Records for the task:
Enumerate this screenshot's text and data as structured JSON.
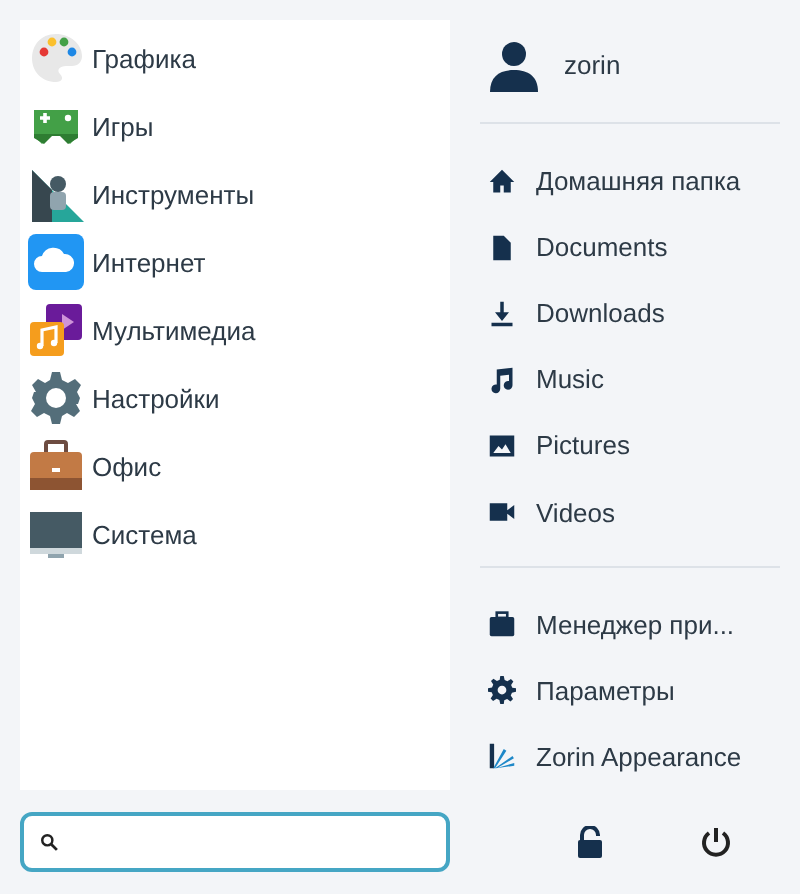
{
  "categories": [
    {
      "label": "Графика"
    },
    {
      "label": "Игры"
    },
    {
      "label": "Инструменты"
    },
    {
      "label": "Интернет"
    },
    {
      "label": "Мультимедиа"
    },
    {
      "label": "Настройки"
    },
    {
      "label": "Офис"
    },
    {
      "label": "Система"
    }
  ],
  "user": {
    "name": "zorin"
  },
  "places": [
    {
      "label": "Домашняя папка"
    },
    {
      "label": "Documents"
    },
    {
      "label": "Downloads"
    },
    {
      "label": "Music"
    },
    {
      "label": "Pictures"
    },
    {
      "label": "Videos"
    }
  ],
  "shortcuts": [
    {
      "label": "Менеджер при..."
    },
    {
      "label": "Параметры"
    },
    {
      "label": "Zorin Appearance"
    }
  ],
  "search": {
    "focused": true
  }
}
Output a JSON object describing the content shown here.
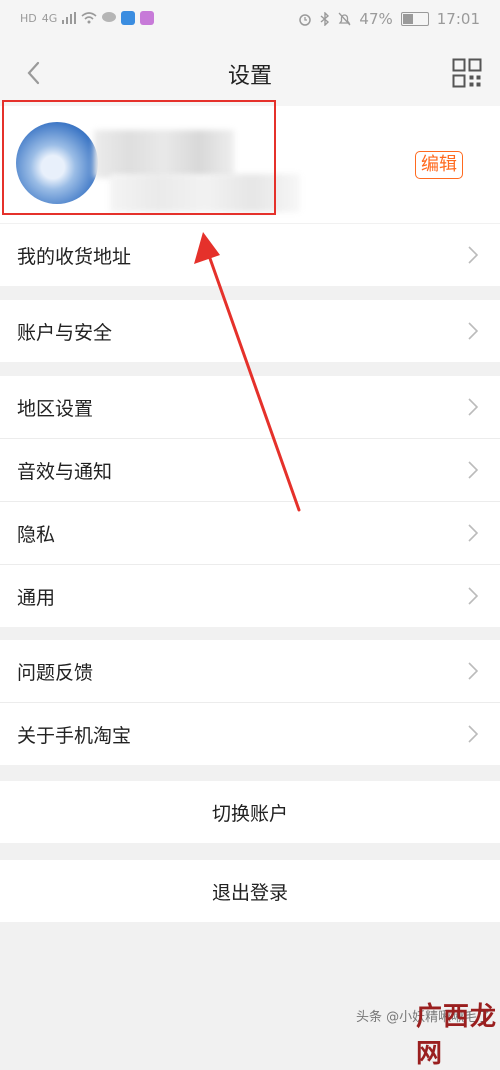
{
  "status_bar": {
    "left_labels": [
      "HD",
      "4G"
    ],
    "battery_percent": "47%",
    "battery_level": 0.47,
    "time": "17:01"
  },
  "nav": {
    "title": "设置",
    "back_icon": "chevron-left-icon",
    "right_icon": "qr-code-icon"
  },
  "profile": {
    "edit_label": "编辑"
  },
  "menu_groups": [
    {
      "items": [
        {
          "label": "我的收货地址"
        }
      ]
    },
    {
      "items": [
        {
          "label": "账户与安全"
        }
      ]
    },
    {
      "items": [
        {
          "label": "地区设置"
        },
        {
          "label": "音效与通知"
        },
        {
          "label": "隐私"
        },
        {
          "label": "通用"
        }
      ]
    },
    {
      "items": [
        {
          "label": "问题反馈"
        },
        {
          "label": "关于手机淘宝"
        }
      ]
    }
  ],
  "switch_account_label": "切换账户",
  "logout_label": "退出登录",
  "watermark": {
    "text": "头条 @小妖精啾啾毛了",
    "logo": "广西龙网"
  },
  "colors": {
    "accent": "#ff6a1f",
    "annotation": "#e5312b"
  }
}
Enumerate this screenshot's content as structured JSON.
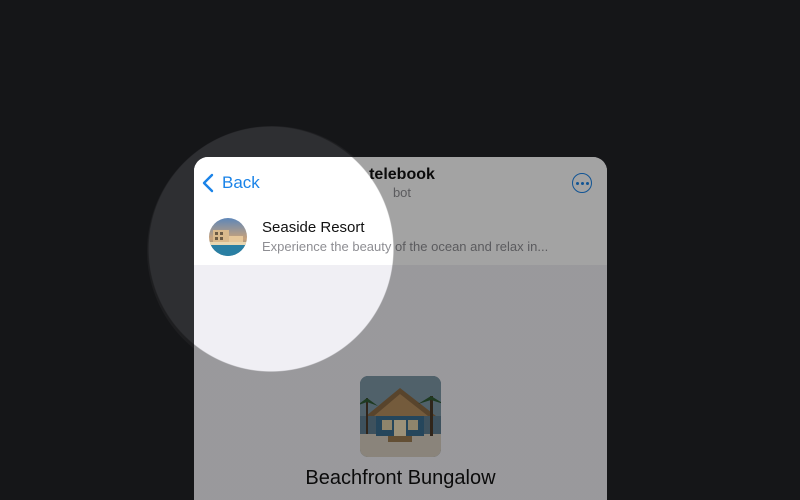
{
  "header": {
    "back_label": "Back",
    "title": "telebook",
    "subtitle": "bot"
  },
  "item": {
    "title": "Seaside Resort",
    "description": "Experience the beauty of the ocean and relax in..."
  },
  "product": {
    "title": "Beachfront Bungalow"
  },
  "colors": {
    "accent": "#1a83e8",
    "backdrop": "#212226"
  },
  "icons": {
    "back": "chevron-left-icon",
    "more": "ellipsis-circle-icon"
  }
}
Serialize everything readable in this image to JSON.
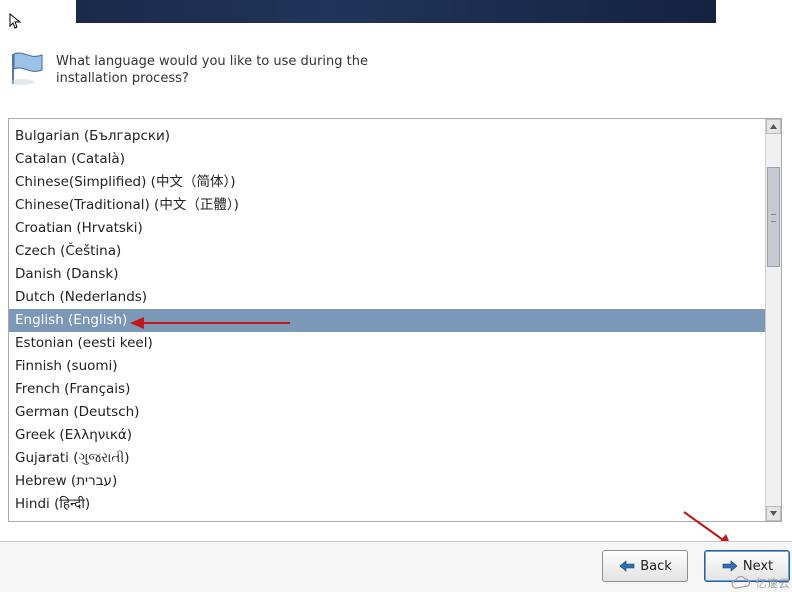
{
  "prompt": "What language would you like to use during the installation process?",
  "languages": [
    "Bulgarian (Български)",
    "Catalan (Català)",
    "Chinese(Simplified) (中文（简体）)",
    "Chinese(Traditional) (中文（正體）)",
    "Croatian (Hrvatski)",
    "Czech (Čeština)",
    "Danish (Dansk)",
    "Dutch (Nederlands)",
    "English (English)",
    "Estonian (eesti keel)",
    "Finnish (suomi)",
    "French (Français)",
    "German (Deutsch)",
    "Greek (Ελληνικά)",
    "Gujarati (ગુજરાતી)",
    "Hebrew (עברית)",
    "Hindi (हिन्दी)"
  ],
  "selected_index": 8,
  "buttons": {
    "back": "Back",
    "next": "Next"
  },
  "watermark": "亿速云",
  "colors": {
    "selection_bg": "#7b98b9",
    "annotation": "#c21818",
    "btn_arrow": "#2e6fb5"
  }
}
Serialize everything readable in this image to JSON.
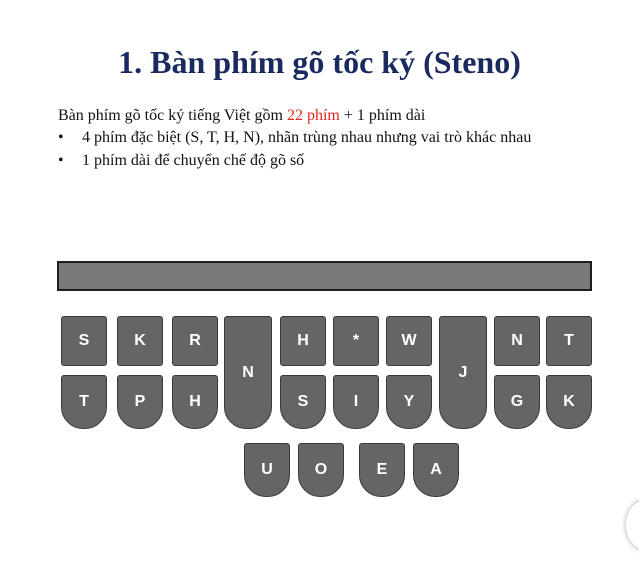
{
  "slide": {
    "title": "1. Bàn phím gõ tốc ký (Steno)",
    "intro_before": "Bàn phím gõ tốc ký tiếng Việt gồm ",
    "intro_highlight": "22 phím",
    "intro_after": " + 1 phím dài",
    "bullet_symbol": "•",
    "bullets": [
      "4 phím đặc biệt (S, T, H, N), nhãn trùng nhau nhưng vai trò khác nhau",
      "1 phím dài để chuyển chế độ gõ số"
    ],
    "highlight_color": "#e0261f",
    "title_color": "#1b2a5e"
  },
  "keyboard": {
    "key_color": "#656565",
    "top_row": [
      "S",
      "K",
      "R",
      "H",
      "*",
      "W",
      "N",
      "T"
    ],
    "bottom_row": [
      "T",
      "P",
      "H",
      "S",
      "I",
      "Y",
      "G",
      "K"
    ],
    "tall_keys": [
      "N",
      "J"
    ],
    "vowels": [
      "U",
      "O",
      "E",
      "A"
    ]
  }
}
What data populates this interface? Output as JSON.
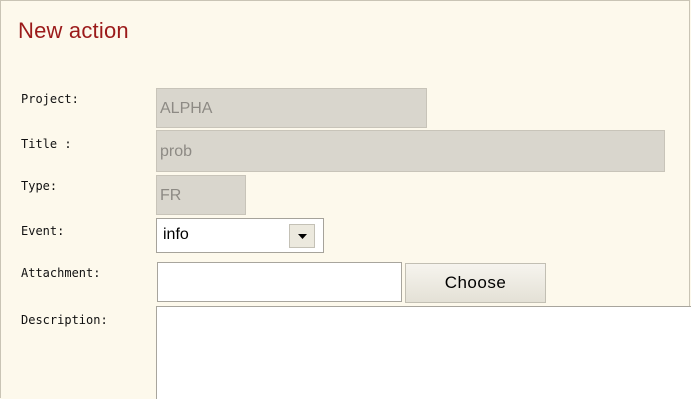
{
  "page": {
    "title": "New action"
  },
  "form": {
    "project": {
      "label": "Project:",
      "value": "ALPHA"
    },
    "title": {
      "label": "Title :",
      "value": "prob"
    },
    "type": {
      "label": "Type:",
      "value": "FR"
    },
    "event": {
      "label": "Event:",
      "selected": "info",
      "icon": "chevron-down-icon"
    },
    "attachment": {
      "label": "Attachment:",
      "value": "",
      "button_label": "Choose"
    },
    "description": {
      "label": "Description:",
      "value": ""
    }
  },
  "colors": {
    "background": "#fdf9ec",
    "title": "#9b1a1a",
    "readonly_field": "#d9d6cd",
    "readonly_text": "#8d8a84"
  }
}
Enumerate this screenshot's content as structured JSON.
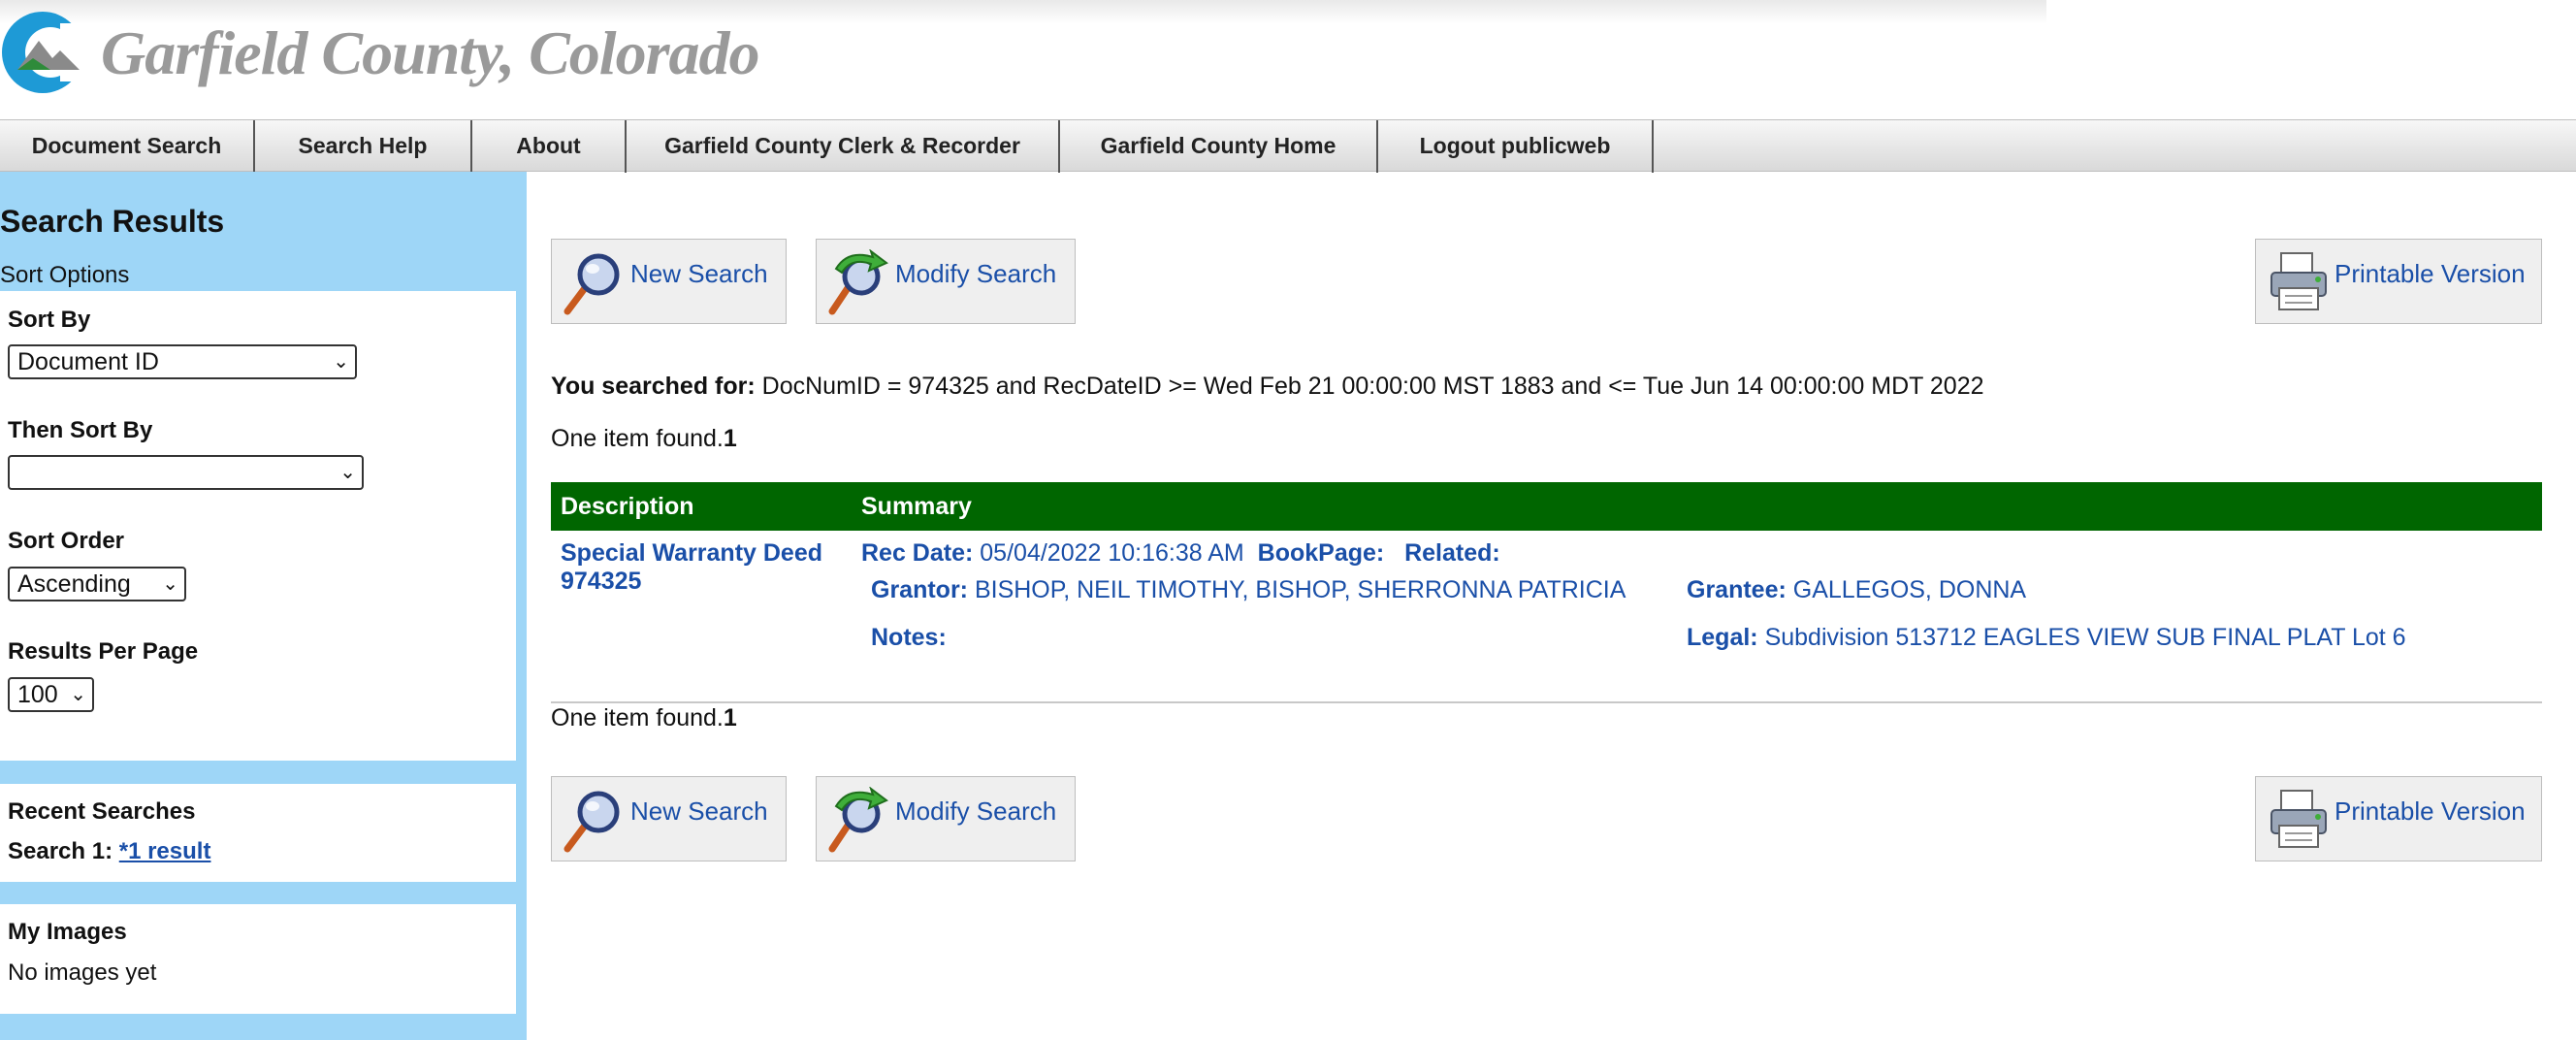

Your instructions: Leave out the pictures and output the rest of the material exactly as written.

Answer in full:
Enumerate this screenshot's text and data as structured JSON.
{
  "categories": [
    {
      "label": "Графика"
    },
    {
      "label": "Игры"
    },
    {
      "label": "Инструменты"
    },
    {
      "label": "Интернет"
    },
    {
      "label": "Мультимедиа"
    },
    {
      "label": "Настройки"
    },
    {
      "label": "Офис"
    },
    {
      "label": "Система"
    }
  ],
  "user": {
    "name": "zorin"
  },
  "places": [
    {
      "label": "Домашняя папка"
    },
    {
      "label": "Documents"
    },
    {
      "label": "Downloads"
    },
    {
      "label": "Music"
    },
    {
      "label": "Pictures"
    },
    {
      "label": "Videos"
    }
  ],
  "shortcuts": [
    {
      "label": "Менеджер при..."
    },
    {
      "label": "Параметры"
    },
    {
      "label": "Zorin Appearance"
    }
  ],
  "search": {
    "focused": true
  }
}
Output a JSON object describing the content shown here.
{
  "status_bar": {
    "left_labels": [
      "HD",
      "4G"
    ],
    "battery_percent": "47%",
    "battery_level": 0.47,
    "time": "17:01"
  },
  "nav": {
    "title": "设置",
    "back_icon": "chevron-left-icon",
    "right_icon": "qr-code-icon"
  },
  "profile": {
    "edit_label": "编辑"
  },
  "menu_groups": [
    {
      "items": [
        {
          "label": "我的收货地址"
        }
      ]
    },
    {
      "items": [
        {
          "label": "账户与安全"
        }
      ]
    },
    {
      "items": [
        {
          "label": "地区设置"
        },
        {
          "label": "音效与通知"
        },
        {
          "label": "隐私"
        },
        {
          "label": "通用"
        }
      ]
    },
    {
      "items": [
        {
          "label": "问题反馈"
        },
        {
          "label": "关于手机淘宝"
        }
      ]
    }
  ],
  "switch_account_label": "切换账户",
  "logout_label": "退出登录",
  "watermark": {
    "text": "头条 @小妖精啾啾毛了",
    "logo": "广西龙网"
  },
  "colors": {
    "accent": "#ff6a1f",
    "annotation": "#e5312b"
  }
}
Enumerate this screenshot's content as structured JSON.
{
  "header": {
    "back_label": "Back",
    "title": "telebook",
    "subtitle": "bot"
  },
  "item": {
    "title": "Seaside Resort",
    "description": "Experience the beauty of the ocean and relax in..."
  },
  "product": {
    "title": "Beachfront Bungalow"
  },
  "colors": {
    "accent": "#1a83e8",
    "backdrop": "#212226"
  },
  "icons": {
    "back": "chevron-left-icon",
    "more": "ellipsis-circle-icon"
  }
}
Serialize everything readable in this image to JSON.
{
  "prompt": "What language would you like to use during the installation process?",
  "languages": [
    "Bulgarian (Български)",
    "Catalan (Català)",
    "Chinese(Simplified) (中文（简体）)",
    "Chinese(Traditional) (中文（正體）)",
    "Croatian (Hrvatski)",
    "Czech (Čeština)",
    "Danish (Dansk)",
    "Dutch (Nederlands)",
    "English (English)",
    "Estonian (eesti keel)",
    "Finnish (suomi)",
    "French (Français)",
    "German (Deutsch)",
    "Greek (Ελληνικά)",
    "Gujarati (ગુજરાતી)",
    "Hebrew (עברית)",
    "Hindi (हिन्दी)"
  ],
  "selected_index": 8,
  "buttons": {
    "back": "Back",
    "next": "Next"
  },
  "watermark": "亿速云",
  "colors": {
    "selection_bg": "#7b98b9",
    "annotation": "#c21818",
    "btn_arrow": "#2e6fb5"
  }
}
Serialize everything readable in this image to JSON.
{
  "slide": {
    "title": "1. Bàn phím gõ tốc ký (Steno)",
    "intro_before": "Bàn phím gõ tốc ký tiếng Việt gồm ",
    "intro_highlight": "22 phím",
    "intro_after": " + 1 phím dài",
    "bullet_symbol": "•",
    "bullets": [
      "4 phím đặc biệt (S, T, H, N), nhãn trùng nhau nhưng vai trò khác nhau",
      "1 phím dài để chuyển chế độ gõ số"
    ],
    "highlight_color": "#e0261f",
    "title_color": "#1b2a5e"
  },
  "keyboard": {
    "key_color": "#656565",
    "top_row": [
      "S",
      "K",
      "R",
      "H",
      "*",
      "W",
      "N",
      "T"
    ],
    "bottom_row": [
      "T",
      "P",
      "H",
      "S",
      "I",
      "Y",
      "G",
      "K"
    ],
    "tall_keys": [
      "N",
      "J"
    ],
    "vowels": [
      "U",
      "O",
      "E",
      "A"
    ]
  }
}
What data populates this interface? Output as JSON.
{
  "page": {
    "title": "New action"
  },
  "form": {
    "project": {
      "label": "Project:",
      "value": "ALPHA"
    },
    "title": {
      "label": "Title :",
      "value": "prob"
    },
    "type": {
      "label": "Type:",
      "value": "FR"
    },
    "event": {
      "label": "Event:",
      "selected": "info",
      "icon": "chevron-down-icon"
    },
    "attachment": {
      "label": "Attachment:",
      "value": "",
      "button_label": "Choose"
    },
    "description": {
      "label": "Description:",
      "value": ""
    }
  },
  "colors": {
    "background": "#fdf9ec",
    "title": "#9b1a1a",
    "readonly_field": "#d9d6cd",
    "readonly_text": "#8d8a84"
  }
}
Enumerate this screenshot's content as structured JSON.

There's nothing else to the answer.